Request
Set all the material down again unchanged, without the pictures.

Records for the task
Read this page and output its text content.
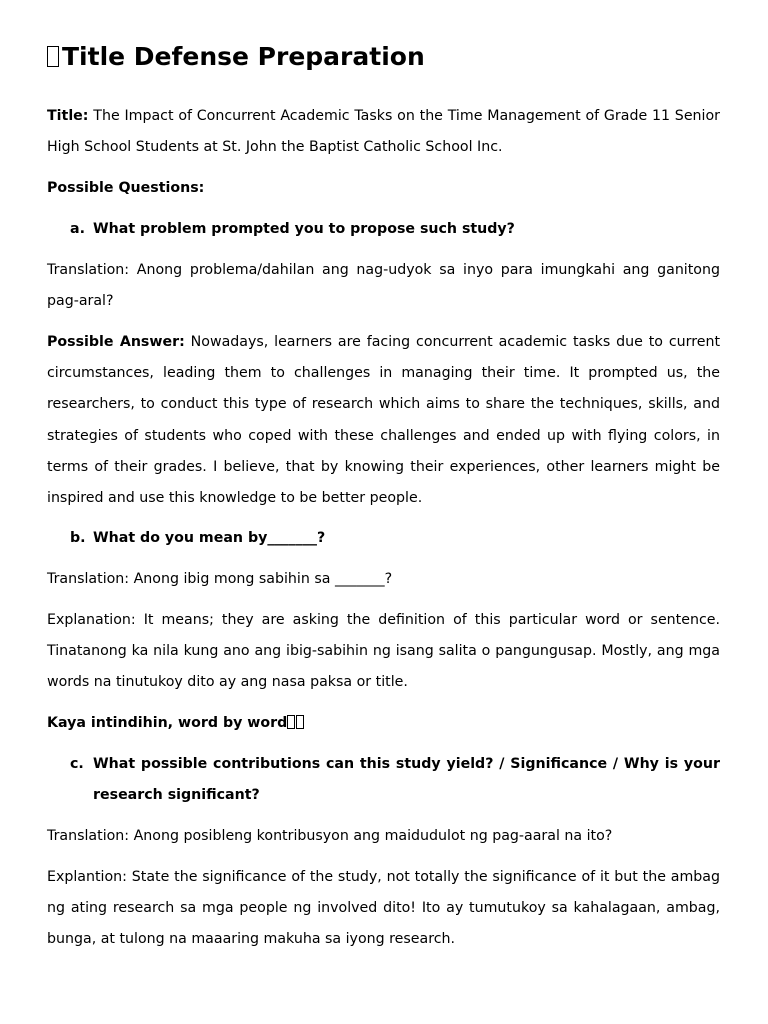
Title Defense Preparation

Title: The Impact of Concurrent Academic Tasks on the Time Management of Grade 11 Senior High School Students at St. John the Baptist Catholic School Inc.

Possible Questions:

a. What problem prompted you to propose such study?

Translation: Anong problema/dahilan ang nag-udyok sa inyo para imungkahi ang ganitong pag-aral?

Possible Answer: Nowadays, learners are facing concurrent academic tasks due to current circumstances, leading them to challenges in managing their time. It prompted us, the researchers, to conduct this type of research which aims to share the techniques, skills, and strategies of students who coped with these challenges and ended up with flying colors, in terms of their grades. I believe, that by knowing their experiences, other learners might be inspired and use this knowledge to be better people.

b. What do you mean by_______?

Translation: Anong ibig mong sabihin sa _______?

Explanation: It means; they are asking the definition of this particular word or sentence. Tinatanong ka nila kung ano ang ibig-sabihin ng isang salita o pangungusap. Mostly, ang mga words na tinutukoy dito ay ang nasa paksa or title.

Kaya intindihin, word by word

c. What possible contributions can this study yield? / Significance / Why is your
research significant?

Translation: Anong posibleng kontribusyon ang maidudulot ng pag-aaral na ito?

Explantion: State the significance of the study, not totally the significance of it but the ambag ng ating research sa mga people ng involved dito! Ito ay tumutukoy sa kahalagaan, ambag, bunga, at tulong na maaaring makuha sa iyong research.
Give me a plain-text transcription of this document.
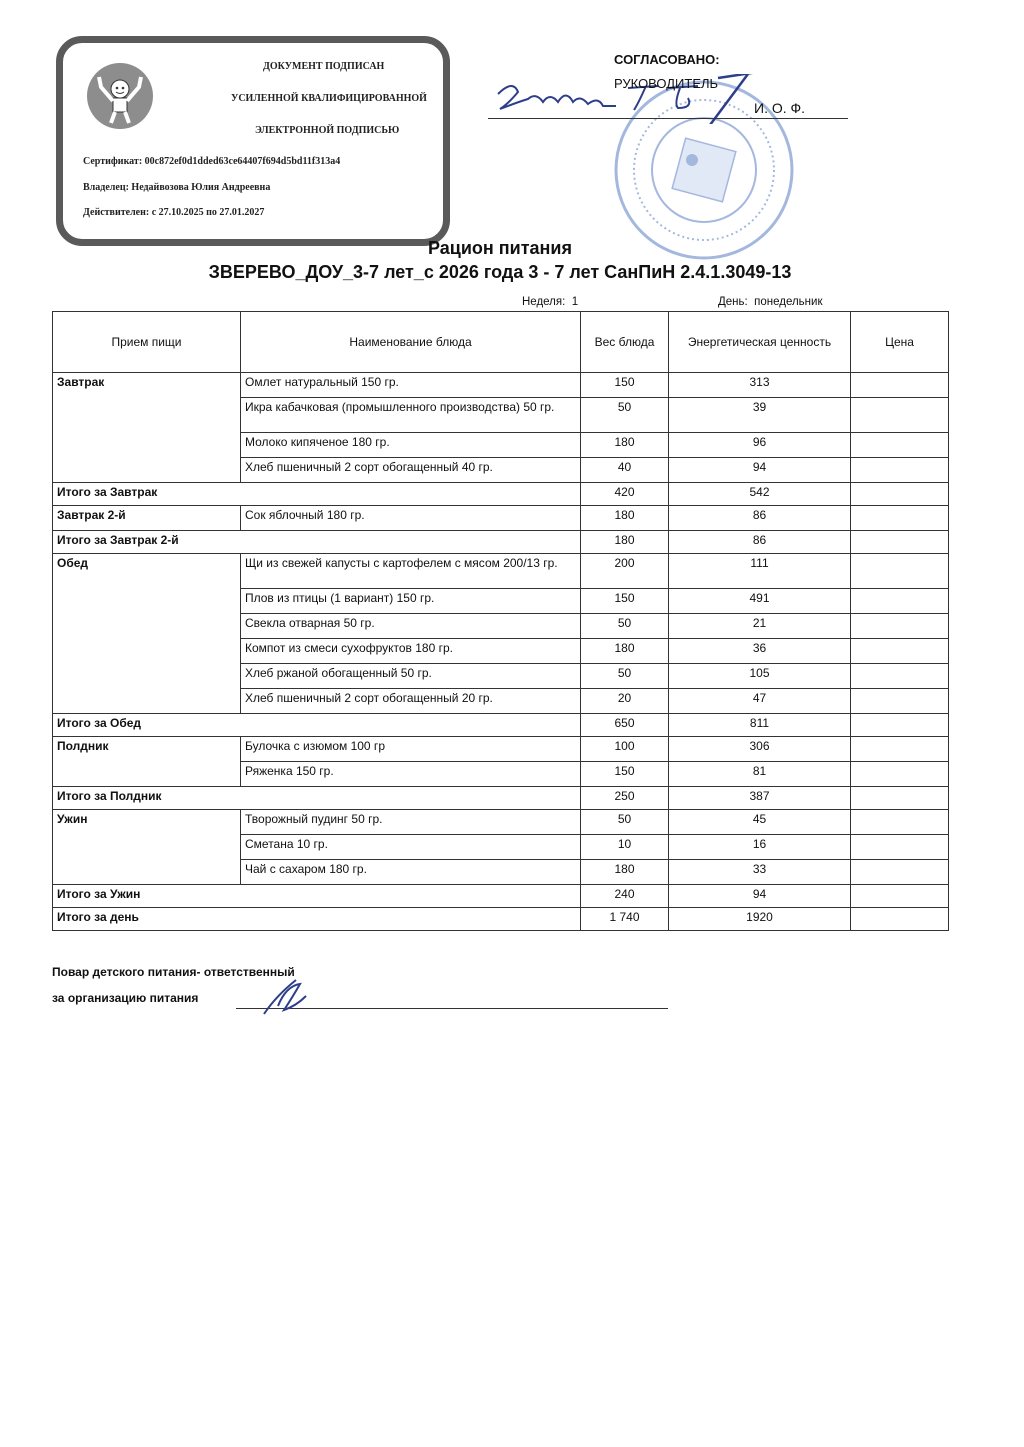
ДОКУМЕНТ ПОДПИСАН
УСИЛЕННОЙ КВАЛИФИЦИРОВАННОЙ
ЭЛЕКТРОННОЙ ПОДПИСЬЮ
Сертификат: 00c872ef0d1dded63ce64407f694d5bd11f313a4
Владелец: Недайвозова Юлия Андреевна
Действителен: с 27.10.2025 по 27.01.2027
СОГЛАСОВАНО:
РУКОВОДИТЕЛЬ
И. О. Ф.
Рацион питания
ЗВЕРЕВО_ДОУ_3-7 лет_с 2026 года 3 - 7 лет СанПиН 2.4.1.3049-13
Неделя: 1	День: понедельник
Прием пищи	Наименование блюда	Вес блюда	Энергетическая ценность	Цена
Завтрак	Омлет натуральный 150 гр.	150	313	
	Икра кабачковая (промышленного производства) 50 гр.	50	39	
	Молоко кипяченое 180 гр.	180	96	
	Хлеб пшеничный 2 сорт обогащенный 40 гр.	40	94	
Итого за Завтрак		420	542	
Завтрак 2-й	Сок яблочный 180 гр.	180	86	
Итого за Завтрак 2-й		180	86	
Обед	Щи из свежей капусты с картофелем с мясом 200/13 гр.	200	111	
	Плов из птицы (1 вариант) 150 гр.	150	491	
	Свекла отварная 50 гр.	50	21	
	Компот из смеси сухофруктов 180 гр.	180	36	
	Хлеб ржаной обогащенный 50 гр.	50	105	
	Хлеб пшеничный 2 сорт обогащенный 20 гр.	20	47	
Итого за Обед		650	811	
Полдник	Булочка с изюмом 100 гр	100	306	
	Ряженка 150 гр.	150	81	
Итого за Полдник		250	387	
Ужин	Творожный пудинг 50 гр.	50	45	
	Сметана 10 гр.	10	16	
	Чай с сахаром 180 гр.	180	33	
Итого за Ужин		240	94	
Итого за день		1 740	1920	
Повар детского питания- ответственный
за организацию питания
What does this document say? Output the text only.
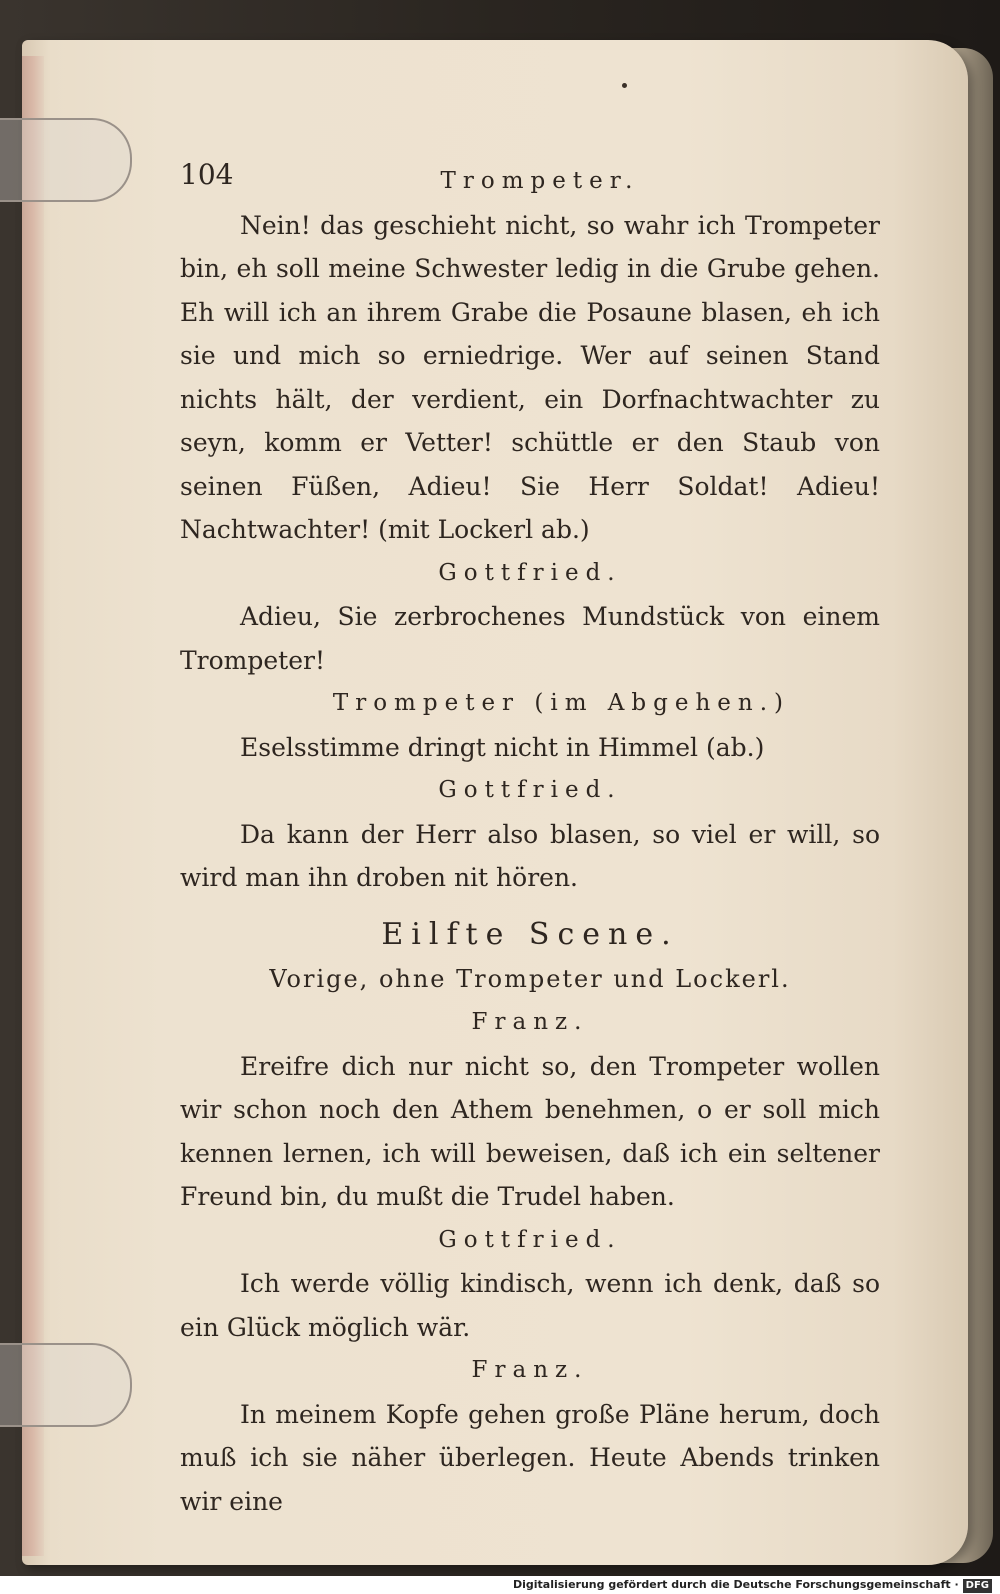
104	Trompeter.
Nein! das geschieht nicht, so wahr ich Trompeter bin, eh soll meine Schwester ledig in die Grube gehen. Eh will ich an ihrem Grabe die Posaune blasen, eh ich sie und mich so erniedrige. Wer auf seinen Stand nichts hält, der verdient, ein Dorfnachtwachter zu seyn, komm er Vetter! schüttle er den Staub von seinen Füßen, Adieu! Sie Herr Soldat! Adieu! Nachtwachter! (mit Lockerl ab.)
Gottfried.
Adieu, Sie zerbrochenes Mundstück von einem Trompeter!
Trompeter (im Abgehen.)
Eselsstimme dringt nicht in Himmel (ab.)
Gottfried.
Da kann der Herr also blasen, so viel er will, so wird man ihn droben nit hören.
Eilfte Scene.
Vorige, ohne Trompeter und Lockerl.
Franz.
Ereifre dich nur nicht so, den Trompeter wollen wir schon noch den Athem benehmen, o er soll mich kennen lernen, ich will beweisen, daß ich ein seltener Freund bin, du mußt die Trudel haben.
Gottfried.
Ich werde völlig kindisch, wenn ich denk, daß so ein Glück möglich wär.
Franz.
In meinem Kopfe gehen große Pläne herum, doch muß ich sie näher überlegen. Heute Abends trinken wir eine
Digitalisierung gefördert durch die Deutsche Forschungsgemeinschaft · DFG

Solved problem
Read this page and output its text content.
Title Defense Preparation

Title: The Impact of Concurrent Academic Tasks on the Time Management of Grade 11 Senior High School Students at St. John the Baptist Catholic School Inc.

Possible Questions:

a. What problem prompted you to propose such study?

Translation: Anong problema/dahilan ang nag-udyok sa inyo para imungkahi ang ganitong pag-aral?

Possible Answer: Nowadays, learners are facing concurrent academic tasks due to current circumstances, leading them to challenges in managing their time. It prompted us, the researchers, to conduct this type of research which aims to share the techniques, skills, and strategies of students who coped with these challenges and ended up with flying colors, in terms of their grades. I believe, that by knowing their experiences, other learners might be inspired and use this knowledge to be better people.

b. What do you mean by_______?

Translation: Anong ibig mong sabihin sa _______?

Explanation: It means; they are asking the definition of this particular word or sentence. Tinatanong ka nila kung ano ang ibig-sabihin ng isang salita o pangungusap. Mostly, ang mga words na tinutukoy dito ay ang nasa paksa or title.

Kaya intindihin, word by word

c. What possible contributions can this study yield? / Significance / Why is your
research significant?

Translation: Anong posibleng kontribusyon ang maidudulot ng pag-aaral na ito?

Explantion: State the significance of the study, not totally the significance of it but the ambag ng ating research sa mga people ng involved dito! Ito ay tumutukoy sa kahalagaan, ambag, bunga, at tulong na maaaring makuha sa iyong research.
Give me a plain-text transcription of this document.
ДОКУМЕНТ ПОДПИСАН
УСИЛЕННОЙ КВАЛИФИЦИРОВАННОЙ
ЭЛЕКТРОННОЙ ПОДПИСЬЮ
Сертификат: 00c872ef0d1dded63ce64407f694d5bd11f313a4
Владелец: Недайвозова Юлия Андреевна
Действителен: с 27.10.2025 по 27.01.2027
СОГЛАСОВАНО:
РУКОВОДИТЕЛЬ
И. О. Ф.
Рацион питания
ЗВЕРЕВО_ДОУ_3-7 лет_с 2026 года 3 - 7 лет СанПиН 2.4.1.3049-13
Неделя: 1	День: понедельник
Прием пищи	Наименование блюда	Вес блюда	Энергетическая ценность	Цена
Завтрак	Омлет натуральный 150 гр.	150	313	
	Икра кабачковая (промышленного производства) 50 гр.	50	39	
	Молоко кипяченое 180 гр.	180	96	
	Хлеб пшеничный 2 сорт обогащенный 40 гр.	40	94	
Итого за Завтрак		420	542	
Завтрак 2-й	Сок яблочный 180 гр.	180	86	
Итого за Завтрак 2-й		180	86	
Обед	Щи из свежей капусты с картофелем с мясом 200/13 гр.	200	111	
	Плов из птицы (1 вариант) 150 гр.	150	491	
	Свекла отварная 50 гр.	50	21	
	Компот из смеси сухофруктов 180 гр.	180	36	
	Хлеб ржаной обогащенный 50 гр.	50	105	
	Хлеб пшеничный 2 сорт обогащенный 20 гр.	20	47	
Итого за Обед		650	811	
Полдник	Булочка с изюмом 100 гр	100	306	
	Ряженка 150 гр.	150	81	
Итого за Полдник		250	387	
Ужин	Творожный пудинг 50 гр.	50	45	
	Сметана 10 гр.	10	16	
	Чай с сахаром 180 гр.	180	33	
Итого за Ужин		240	94	
Итого за день		1 740	1920	
Повар детского питания- ответственный
за организацию питания
What does this document say? Output the text only.
104	Trompeter.
Nein! das geschieht nicht, so wahr ich Trompeter bin, eh soll meine Schwester ledig in die Grube gehen. Eh will ich an ihrem Grabe die Posaune blasen, eh ich sie und mich so erniedrige. Wer auf seinen Stand nichts hält, der verdient, ein Dorfnachtwachter zu seyn, komm er Vetter! schüttle er den Staub von seinen Füßen, Adieu! Sie Herr Soldat! Adieu! Nachtwachter! (mit Lockerl ab.)
Gottfried.
Adieu, Sie zerbrochenes Mundstück von einem Trompeter!
Trompeter (im Abgehen.)
Eselsstimme dringt nicht in Himmel (ab.)
Gottfried.
Da kann der Herr also blasen, so viel er will, so wird man ihn droben nit hören.
Eilfte Scene.
Vorige, ohne Trompeter und Lockerl.
Franz.
Ereifre dich nur nicht so, den Trompeter wollen wir schon noch den Athem benehmen, o er soll mich kennen lernen, ich will beweisen, daß ich ein seltener Freund bin, du mußt die Trudel haben.
Gottfried.
Ich werde völlig kindisch, wenn ich denk, daß so ein Glück möglich wär.
Franz.
In meinem Kopfe gehen große Pläne herum, doch muß ich sie näher überlegen. Heute Abends trinken wir eine
Digitalisierung gefördert durch die Deutsche Forschungsgemeinschaft · DFG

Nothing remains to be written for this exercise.